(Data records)

.....

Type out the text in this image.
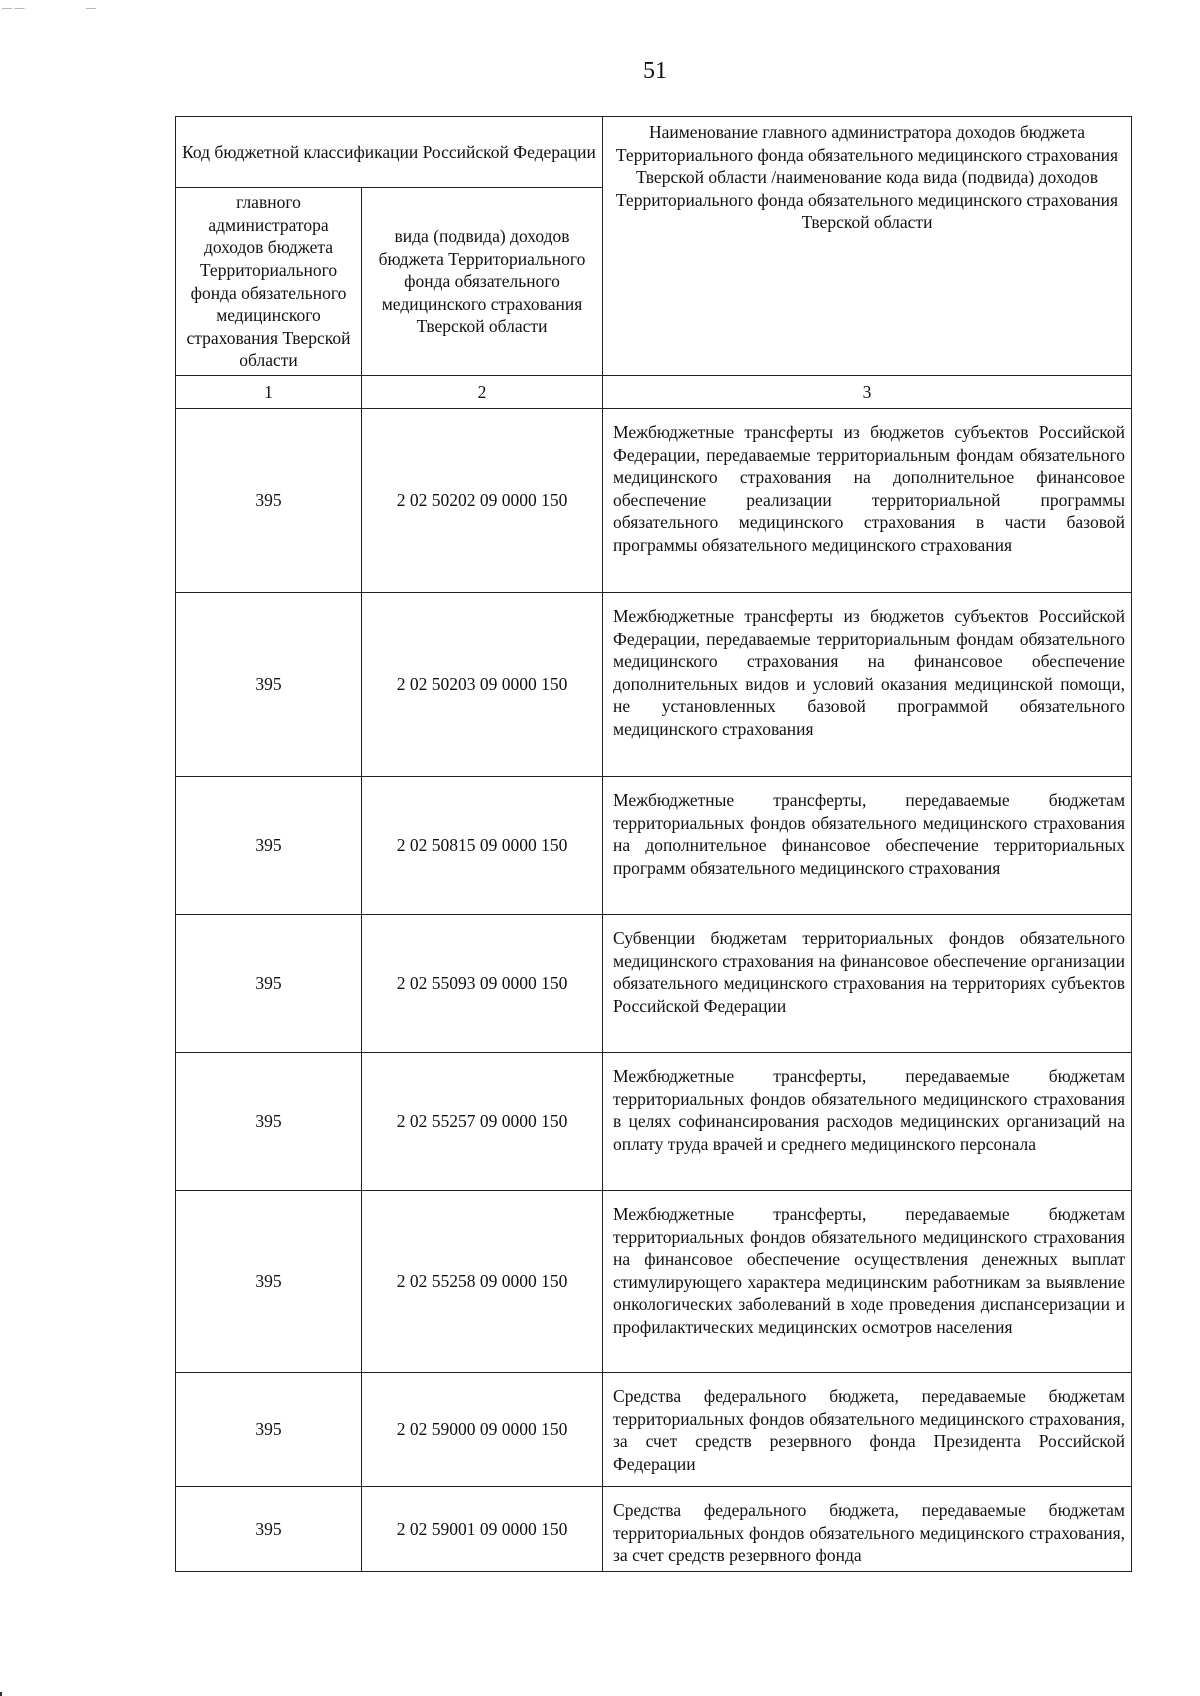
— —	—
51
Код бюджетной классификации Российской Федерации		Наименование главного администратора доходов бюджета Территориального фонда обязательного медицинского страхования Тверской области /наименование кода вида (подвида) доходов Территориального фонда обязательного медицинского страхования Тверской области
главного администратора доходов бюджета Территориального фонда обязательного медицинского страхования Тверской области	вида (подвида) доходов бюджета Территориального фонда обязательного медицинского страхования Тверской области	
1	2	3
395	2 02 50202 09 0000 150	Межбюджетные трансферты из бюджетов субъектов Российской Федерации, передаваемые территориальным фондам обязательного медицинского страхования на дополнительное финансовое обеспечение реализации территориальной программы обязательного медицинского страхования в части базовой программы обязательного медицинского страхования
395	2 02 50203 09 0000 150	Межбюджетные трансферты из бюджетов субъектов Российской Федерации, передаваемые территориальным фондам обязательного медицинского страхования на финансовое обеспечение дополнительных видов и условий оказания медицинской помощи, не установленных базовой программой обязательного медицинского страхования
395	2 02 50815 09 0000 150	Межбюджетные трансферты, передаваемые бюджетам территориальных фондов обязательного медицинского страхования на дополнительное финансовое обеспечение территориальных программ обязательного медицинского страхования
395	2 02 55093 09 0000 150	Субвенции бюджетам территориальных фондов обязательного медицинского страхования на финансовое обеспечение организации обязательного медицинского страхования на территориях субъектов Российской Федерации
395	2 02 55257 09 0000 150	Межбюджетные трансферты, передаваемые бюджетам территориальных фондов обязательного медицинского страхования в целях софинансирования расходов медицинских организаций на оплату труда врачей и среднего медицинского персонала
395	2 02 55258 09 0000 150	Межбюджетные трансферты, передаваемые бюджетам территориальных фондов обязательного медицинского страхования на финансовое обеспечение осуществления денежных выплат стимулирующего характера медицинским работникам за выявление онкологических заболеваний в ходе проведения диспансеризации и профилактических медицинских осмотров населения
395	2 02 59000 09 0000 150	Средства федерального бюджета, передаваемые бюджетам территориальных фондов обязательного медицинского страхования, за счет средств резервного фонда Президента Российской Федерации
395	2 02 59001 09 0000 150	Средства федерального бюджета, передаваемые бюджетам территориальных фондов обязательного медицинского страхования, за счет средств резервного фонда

.....

* WHAT THE EXERCISE ASKS *
Every record above should be written out again without change, except that the pictures are left out.

* OUTPUT OF THE EXERCISE *
Type out the text in this image.
— —	—
51
Код бюджетной классификации Российской Федерации		Наименование главного администратора доходов бюджета Территориального фонда обязательного медицинского страхования Тверской области /наименование кода вида (подвида) доходов Территориального фонда обязательного медицинского страхования Тверской области
главного администратора доходов бюджета Территориального фонда обязательного медицинского страхования Тверской области	вида (подвида) доходов бюджета Территориального фонда обязательного медицинского страхования Тверской области	
1	2	3
395	2 02 50202 09 0000 150	Межбюджетные трансферты из бюджетов субъектов Российской Федерации, передаваемые территориальным фондам обязательного медицинского страхования на дополнительное финансовое обеспечение реализации территориальной программы обязательного медицинского страхования в части базовой программы обязательного медицинского страхования
395	2 02 50203 09 0000 150	Межбюджетные трансферты из бюджетов субъектов Российской Федерации, передаваемые территориальным фондам обязательного медицинского страхования на финансовое обеспечение дополнительных видов и условий оказания медицинской помощи, не установленных базовой программой обязательного медицинского страхования
395	2 02 50815 09 0000 150	Межбюджетные трансферты, передаваемые бюджетам территориальных фондов обязательного медицинского страхования на дополнительное финансовое обеспечение территориальных программ обязательного медицинского страхования
395	2 02 55093 09 0000 150	Субвенции бюджетам территориальных фондов обязательного медицинского страхования на финансовое обеспечение организации обязательного медицинского страхования на территориях субъектов Российской Федерации
395	2 02 55257 09 0000 150	Межбюджетные трансферты, передаваемые бюджетам территориальных фондов обязательного медицинского страхования в целях софинансирования расходов медицинских организаций на оплату труда врачей и среднего медицинского персонала
395	2 02 55258 09 0000 150	Межбюджетные трансферты, передаваемые бюджетам территориальных фондов обязательного медицинского страхования на финансовое обеспечение осуществления денежных выплат стимулирующего характера медицинским работникам за выявление онкологических заболеваний в ходе проведения диспансеризации и профилактических медицинских осмотров населения
395	2 02 59000 09 0000 150	Средства федерального бюджета, передаваемые бюджетам территориальных фондов обязательного медицинского страхования, за счет средств резервного фонда Президента Российской Федерации
395	2 02 59001 09 0000 150	Средства федерального бюджета, передаваемые бюджетам территориальных фондов обязательного медицинского страхования, за счет средств резервного фонда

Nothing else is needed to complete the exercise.